Images of pages and their text
▼
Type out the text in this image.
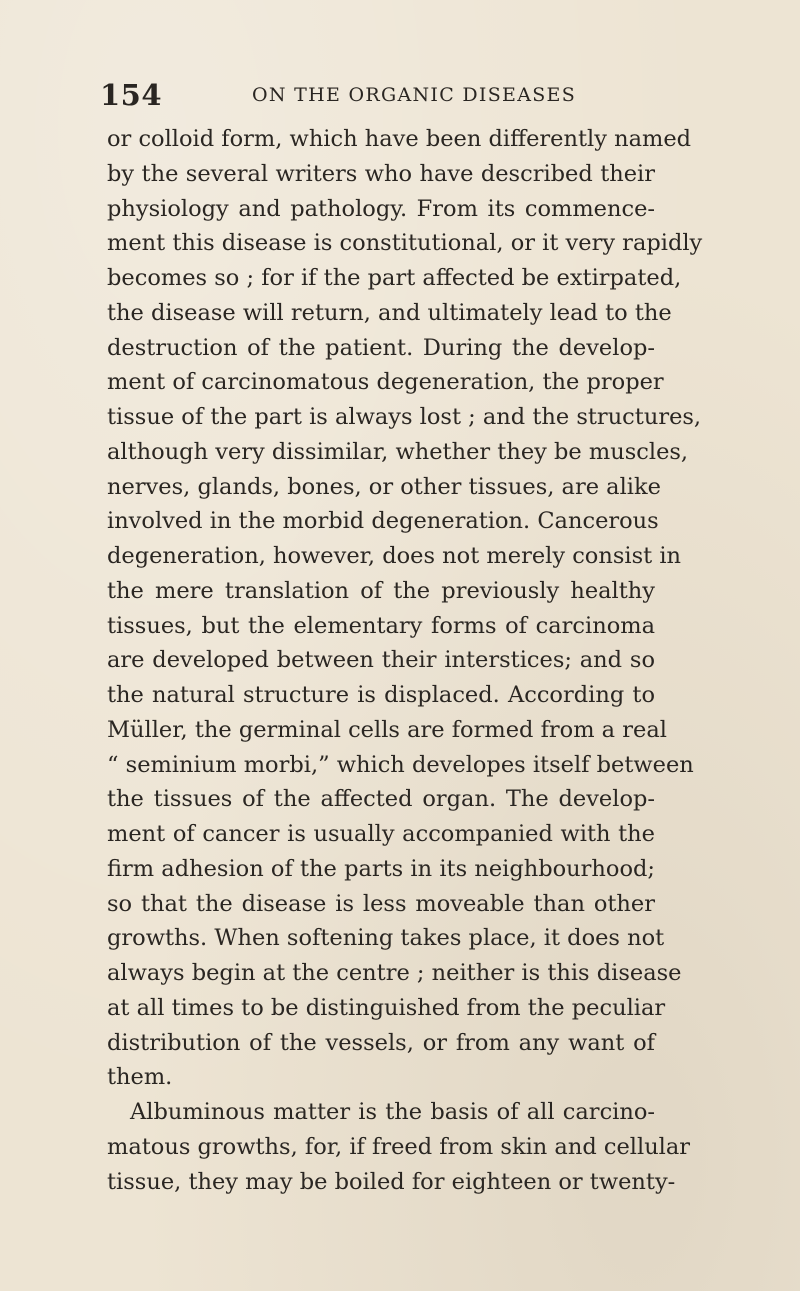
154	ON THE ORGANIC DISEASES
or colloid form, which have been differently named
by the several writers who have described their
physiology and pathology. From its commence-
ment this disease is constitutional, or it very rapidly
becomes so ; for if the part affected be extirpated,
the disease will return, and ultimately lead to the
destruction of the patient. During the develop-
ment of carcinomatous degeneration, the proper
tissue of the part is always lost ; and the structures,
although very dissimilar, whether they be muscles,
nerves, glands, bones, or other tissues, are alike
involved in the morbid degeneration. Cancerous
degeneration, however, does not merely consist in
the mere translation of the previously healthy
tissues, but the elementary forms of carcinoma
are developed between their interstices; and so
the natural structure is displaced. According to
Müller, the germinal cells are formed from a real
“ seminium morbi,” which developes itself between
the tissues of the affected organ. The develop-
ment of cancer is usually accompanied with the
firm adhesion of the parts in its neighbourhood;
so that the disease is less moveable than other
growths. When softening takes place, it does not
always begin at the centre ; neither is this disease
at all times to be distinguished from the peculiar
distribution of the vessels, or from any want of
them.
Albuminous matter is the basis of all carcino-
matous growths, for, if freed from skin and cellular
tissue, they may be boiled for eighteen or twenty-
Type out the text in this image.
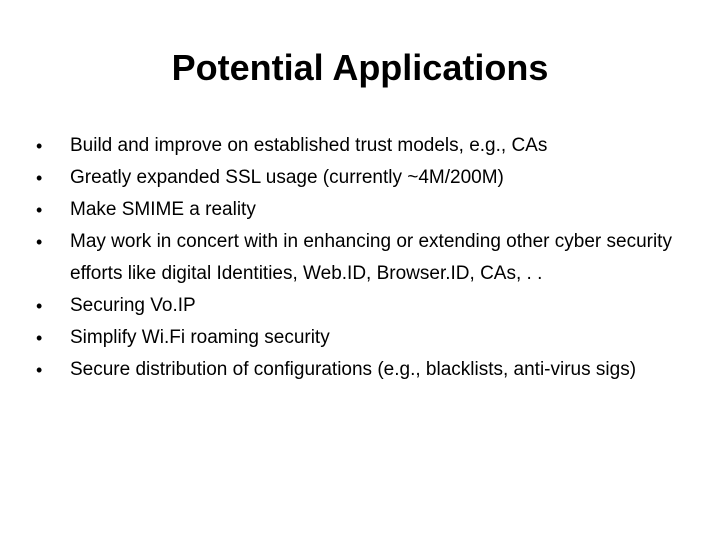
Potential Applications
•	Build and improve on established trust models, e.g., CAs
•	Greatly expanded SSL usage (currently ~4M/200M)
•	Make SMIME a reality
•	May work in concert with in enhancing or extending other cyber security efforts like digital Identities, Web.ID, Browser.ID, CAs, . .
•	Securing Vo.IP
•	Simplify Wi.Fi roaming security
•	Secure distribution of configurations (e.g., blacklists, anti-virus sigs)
▲
• _Your assignment_: Pictures are to be excluded; the records themselves are to be reproduced exactly.

• _Answer to this problem_:
Type out the text in this image.
154	ON THE ORGANIC DISEASES
or colloid form, which have been differently named
by the several writers who have described their
physiology and pathology. From its commence-
ment this disease is constitutional, or it very rapidly
becomes so ; for if the part affected be extirpated,
the disease will return, and ultimately lead to the
destruction of the patient. During the develop-
ment of carcinomatous degeneration, the proper
tissue of the part is always lost ; and the structures,
although very dissimilar, whether they be muscles,
nerves, glands, bones, or other tissues, are alike
involved in the morbid degeneration. Cancerous
degeneration, however, does not merely consist in
the mere translation of the previously healthy
tissues, but the elementary forms of carcinoma
are developed between their interstices; and so
the natural structure is displaced. According to
Müller, the germinal cells are formed from a real
“ seminium morbi,” which developes itself between
the tissues of the affected organ. The develop-
ment of cancer is usually accompanied with the
firm adhesion of the parts in its neighbourhood;
so that the disease is less moveable than other
growths. When softening takes place, it does not
always begin at the centre ; neither is this disease
at all times to be distinguished from the peculiar
distribution of the vessels, or from any want of
them.
Albuminous matter is the basis of all carcino-
matous growths, for, if freed from skin and cellular
tissue, they may be boiled for eighteen or twenty-
Type out the text in this image.
Potential Applications
•	Build and improve on established trust models, e.g., CAs
•	Greatly expanded SSL usage (currently ~4M/200M)
•	Make SMIME a reality
•	May work in concert with in enhancing or extending other cyber security efforts like digital Identities, Web.ID, Browser.ID, CAs, . .
•	Securing Vo.IP
•	Simplify Wi.Fi roaming security
•	Secure distribution of configurations (e.g., blacklists, anti-virus sigs)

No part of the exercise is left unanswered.